* **SET PROBLEM**:
Each entry below is to be transcribed exactly.

* **SUPPLIED DATA**:
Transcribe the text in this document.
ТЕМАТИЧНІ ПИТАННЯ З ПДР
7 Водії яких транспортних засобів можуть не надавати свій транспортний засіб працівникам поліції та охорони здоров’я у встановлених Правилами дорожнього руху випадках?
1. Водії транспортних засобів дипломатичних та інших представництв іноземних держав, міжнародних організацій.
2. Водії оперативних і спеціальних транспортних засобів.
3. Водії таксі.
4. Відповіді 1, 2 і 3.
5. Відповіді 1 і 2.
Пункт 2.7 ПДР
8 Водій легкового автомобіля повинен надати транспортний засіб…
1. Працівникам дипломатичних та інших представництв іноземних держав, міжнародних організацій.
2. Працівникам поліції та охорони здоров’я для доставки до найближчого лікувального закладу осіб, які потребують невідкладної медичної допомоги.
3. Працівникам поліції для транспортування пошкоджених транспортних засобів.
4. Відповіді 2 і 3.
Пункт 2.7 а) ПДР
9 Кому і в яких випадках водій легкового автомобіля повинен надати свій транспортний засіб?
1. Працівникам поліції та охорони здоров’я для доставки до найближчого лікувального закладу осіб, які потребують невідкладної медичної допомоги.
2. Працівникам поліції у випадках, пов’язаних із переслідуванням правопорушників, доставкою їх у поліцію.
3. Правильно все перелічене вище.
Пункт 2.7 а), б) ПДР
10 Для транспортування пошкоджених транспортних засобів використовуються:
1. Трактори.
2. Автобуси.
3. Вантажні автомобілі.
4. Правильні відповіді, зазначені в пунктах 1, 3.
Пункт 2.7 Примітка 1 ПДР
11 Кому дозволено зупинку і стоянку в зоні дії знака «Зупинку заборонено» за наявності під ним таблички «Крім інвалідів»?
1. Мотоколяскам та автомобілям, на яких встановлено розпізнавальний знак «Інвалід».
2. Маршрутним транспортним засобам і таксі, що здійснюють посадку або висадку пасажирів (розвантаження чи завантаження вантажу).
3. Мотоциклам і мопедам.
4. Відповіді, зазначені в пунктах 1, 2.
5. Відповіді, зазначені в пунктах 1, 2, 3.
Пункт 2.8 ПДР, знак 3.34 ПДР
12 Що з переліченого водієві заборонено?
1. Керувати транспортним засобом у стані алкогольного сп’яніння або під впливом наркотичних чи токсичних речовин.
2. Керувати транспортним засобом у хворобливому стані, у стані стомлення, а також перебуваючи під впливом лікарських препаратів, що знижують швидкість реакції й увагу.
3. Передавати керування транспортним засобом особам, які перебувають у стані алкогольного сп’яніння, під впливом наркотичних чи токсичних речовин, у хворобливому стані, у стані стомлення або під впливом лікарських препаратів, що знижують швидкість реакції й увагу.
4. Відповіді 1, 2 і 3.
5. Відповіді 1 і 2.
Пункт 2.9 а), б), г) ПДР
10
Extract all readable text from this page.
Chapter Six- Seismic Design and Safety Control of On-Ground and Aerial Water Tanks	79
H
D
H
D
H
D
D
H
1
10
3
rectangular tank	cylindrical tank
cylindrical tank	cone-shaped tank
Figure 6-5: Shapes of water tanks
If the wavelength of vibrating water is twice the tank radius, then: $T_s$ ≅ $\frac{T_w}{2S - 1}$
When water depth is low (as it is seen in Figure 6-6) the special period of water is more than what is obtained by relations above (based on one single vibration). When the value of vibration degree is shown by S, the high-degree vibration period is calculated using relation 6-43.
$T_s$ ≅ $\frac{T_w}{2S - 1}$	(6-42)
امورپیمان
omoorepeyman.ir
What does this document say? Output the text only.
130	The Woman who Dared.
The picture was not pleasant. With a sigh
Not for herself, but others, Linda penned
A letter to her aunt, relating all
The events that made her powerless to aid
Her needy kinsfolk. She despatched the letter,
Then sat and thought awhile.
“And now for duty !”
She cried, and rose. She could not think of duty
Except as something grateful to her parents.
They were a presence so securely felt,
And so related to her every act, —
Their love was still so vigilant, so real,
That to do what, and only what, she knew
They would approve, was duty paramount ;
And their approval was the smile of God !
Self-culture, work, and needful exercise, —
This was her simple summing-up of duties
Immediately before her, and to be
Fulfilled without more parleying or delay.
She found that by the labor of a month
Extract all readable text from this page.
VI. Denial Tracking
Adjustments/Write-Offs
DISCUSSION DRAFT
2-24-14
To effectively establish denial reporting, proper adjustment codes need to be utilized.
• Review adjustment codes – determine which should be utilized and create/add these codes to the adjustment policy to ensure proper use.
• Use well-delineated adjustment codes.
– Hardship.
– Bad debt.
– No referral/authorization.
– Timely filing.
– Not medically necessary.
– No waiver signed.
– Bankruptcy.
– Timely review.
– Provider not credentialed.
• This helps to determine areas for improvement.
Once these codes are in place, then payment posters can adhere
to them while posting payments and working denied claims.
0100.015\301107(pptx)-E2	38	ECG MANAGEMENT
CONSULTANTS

* **FULL ANSWER**:
Transcribe the text in this document.
ТЕМАТИЧНІ ПИТАННЯ З ПДР
7 Водії яких транспортних засобів можуть не надавати свій транспортний засіб працівникам поліції та охорони здоров’я у встановлених Правилами дорожнього руху випадках?
1. Водії транспортних засобів дипломатичних та інших представництв іноземних держав, міжнародних організацій.
2. Водії оперативних і спеціальних транспортних засобів.
3. Водії таксі.
4. Відповіді 1, 2 і 3.
5. Відповіді 1 і 2.
Пункт 2.7 ПДР
8 Водій легкового автомобіля повинен надати транспортний засіб…
1. Працівникам дипломатичних та інших представництв іноземних держав, міжнародних організацій.
2. Працівникам поліції та охорони здоров’я для доставки до найближчого лікувального закладу осіб, які потребують невідкладної медичної допомоги.
3. Працівникам поліції для транспортування пошкоджених транспортних засобів.
4. Відповіді 2 і 3.
Пункт 2.7 а) ПДР
9 Кому і в яких випадках водій легкового автомобіля повинен надати свій транспортний засіб?
1. Працівникам поліції та охорони здоров’я для доставки до найближчого лікувального закладу осіб, які потребують невідкладної медичної допомоги.
2. Працівникам поліції у випадках, пов’язаних із переслідуванням правопорушників, доставкою їх у поліцію.
3. Правильно все перелічене вище.
Пункт 2.7 а), б) ПДР
10 Для транспортування пошкоджених транспортних засобів використовуються:
1. Трактори.
2. Автобуси.
3. Вантажні автомобілі.
4. Правильні відповіді, зазначені в пунктах 1, 3.
Пункт 2.7 Примітка 1 ПДР
11 Кому дозволено зупинку і стоянку в зоні дії знака «Зупинку заборонено» за наявності під ним таблички «Крім інвалідів»?
1. Мотоколяскам та автомобілям, на яких встановлено розпізнавальний знак «Інвалід».
2. Маршрутним транспортним засобам і таксі, що здійснюють посадку або висадку пасажирів (розвантаження чи завантаження вантажу).
3. Мотоциклам і мопедам.
4. Відповіді, зазначені в пунктах 1, 2.
5. Відповіді, зазначені в пунктах 1, 2, 3.
Пункт 2.8 ПДР, знак 3.34 ПДР
12 Що з переліченого водієві заборонено?
1. Керувати транспортним засобом у стані алкогольного сп’яніння або під впливом наркотичних чи токсичних речовин.
2. Керувати транспортним засобом у хворобливому стані, у стані стомлення, а також перебуваючи під впливом лікарських препаратів, що знижують швидкість реакції й увагу.
3. Передавати керування транспортним засобом особам, які перебувають у стані алкогольного сп’яніння, під впливом наркотичних чи токсичних речовин, у хворобливому стані, у стані стомлення або під впливом лікарських препаратів, що знижують швидкість реакції й увагу.
4. Відповіді 1, 2 і 3.
5. Відповіді 1 і 2.
Пункт 2.9 а), б), г) ПДР
10
Extract all readable text from this page.
Chapter Six- Seismic Design and Safety Control of On-Ground and Aerial Water Tanks	79
H
D
H
D
H
D
D
H
1
10
3
rectangular tank	cylindrical tank
cylindrical tank	cone-shaped tank
Figure 6-5: Shapes of water tanks
If the wavelength of vibrating water is twice the tank radius, then: $T_s$ ≅ $\frac{T_w}{2S - 1}$
When water depth is low (as it is seen in Figure 6-6) the special period of water is more than what is obtained by relations above (based on one single vibration). When the value of vibration degree is shown by S, the high-degree vibration period is calculated using relation 6-43.
$T_s$ ≅ $\frac{T_w}{2S - 1}$	(6-42)
امورپیمان
omoorepeyman.ir
What does this document say? Output the text only.
130	The Woman who Dared.
The picture was not pleasant. With a sigh
Not for herself, but others, Linda penned
A letter to her aunt, relating all
The events that made her powerless to aid
Her needy kinsfolk. She despatched the letter,
Then sat and thought awhile.
“And now for duty !”
She cried, and rose. She could not think of duty
Except as something grateful to her parents.
They were a presence so securely felt,
And so related to her every act, —
Their love was still so vigilant, so real,
That to do what, and only what, she knew
They would approve, was duty paramount ;
And their approval was the smile of God !
Self-culture, work, and needful exercise, —
This was her simple summing-up of duties
Immediately before her, and to be
Fulfilled without more parleying or delay.
She found that by the labor of a month
Extract all readable text from this page.
VI. Denial Tracking
Adjustments/Write-Offs
DISCUSSION DRAFT
2-24-14
To effectively establish denial reporting, proper adjustment codes need to be utilized.
• Review adjustment codes – determine which should be utilized and create/add these codes to the adjustment policy to ensure proper use.
• Use well-delineated adjustment codes.
– Hardship.
– Bad debt.
– No referral/authorization.
– Timely filing.
– Not medically necessary.
– No waiver signed.
– Bankruptcy.
– Timely review.
– Provider not credentialed.
• This helps to determine areas for improvement.
Once these codes are in place, then payment posters can adhere
to them while posting payments and working denied claims.
0100.015\301107(pptx)-E2	38	ECG MANAGEMENT
CONSULTANTS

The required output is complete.